* [SET EXERCISE]:
Extract every row below that contains the word "will".

* [DATASET CONTENT]:
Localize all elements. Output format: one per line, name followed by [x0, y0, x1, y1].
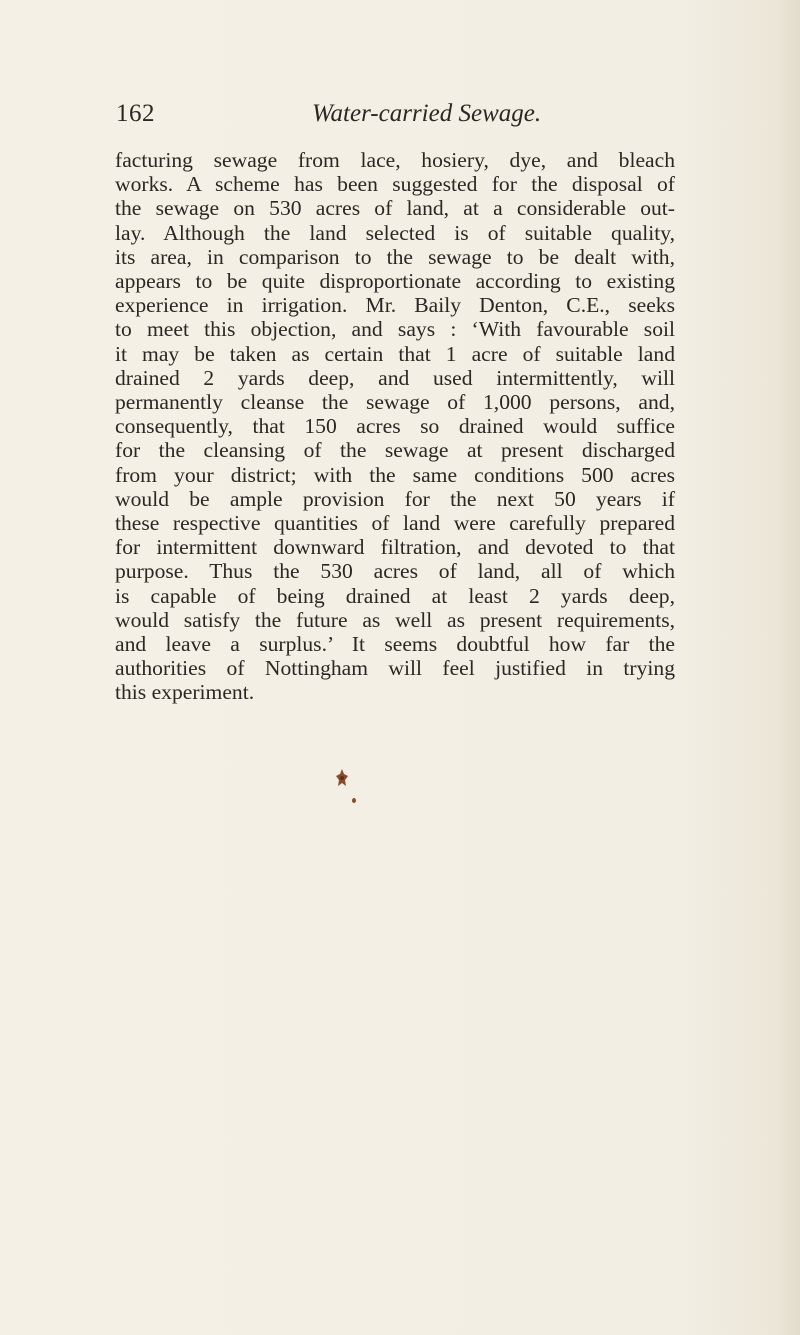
text-line: is capable of being drained at least 2 yards deep,	[115, 583, 675, 608]
text-line: experience in irrigation. Mr. Baily Denton, C.E., seeks	[115, 293, 675, 318]
text-line: purpose. Thus the 530 acres of land, all of which	[115, 559, 675, 584]
text-line: this experiment.	[115, 680, 255, 705]
text-line: appears to be quite disproportionate according to existing	[115, 269, 675, 294]
text-line: permanently cleanse the sewage of 1,000 persons, and,	[115, 390, 675, 415]
text-line: and leave a surplus.’ It seems doubtful how far the	[115, 632, 675, 657]
text-line: facturing sewage from lace, hosiery, dye, and bleach	[115, 148, 675, 172]
text-line: from your district; with the same conditions 500 acres	[115, 462, 675, 487]
text-line: lay. Although the land selected is of suitable quality,	[115, 220, 675, 245]
text-line: to meet this objection, and says : ‘With favourable soil	[115, 317, 675, 342]
text-line: for intermittent downward filtration, and devoted to that	[115, 535, 675, 560]
text-line: works. A scheme has been suggested for the disposal of	[115, 172, 675, 197]
text-line: its area, in comparison to the sewage to be dealt with,	[115, 244, 675, 269]
printer-ornament-icon	[334, 768, 350, 788]
text-line: authorities of Nottingham will feel justified in trying	[115, 656, 675, 681]
text-line: the sewage on 530 acres of land, at a considerable out-	[115, 196, 675, 221]
text-line: drained 2 yards deep, and used intermittently, will	[115, 365, 675, 390]
text-line: it may be taken as certain that 1 acre of suitable land	[115, 341, 675, 366]
text-line: these respective quantities of land were carefully prepared	[115, 511, 675, 536]
body-paragraph	[115, 148, 675, 705]
running-title: Water-carried Sewage.	[312, 100, 542, 127]
ink-speck	[352, 798, 356, 803]
text-line: for the cleansing of the sewage at present discharged	[115, 438, 675, 463]
text-line: would satisfy the future as well as present requirements,	[115, 607, 675, 632]
page-header	[116, 100, 676, 140]
text-line: would be ample provision for the next 50 years if	[115, 486, 675, 511]
page-number: 162	[116, 100, 155, 127]
text-line: consequently, that 150 acres so drained would suffice	[115, 414, 675, 439]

* [FULL OUTPUT]:
text-line: authorities of Nottingham will feel justified in trying	[115, 656, 675, 681]
text-line: drained 2 yards deep, and used intermittently, will	[115, 365, 675, 390]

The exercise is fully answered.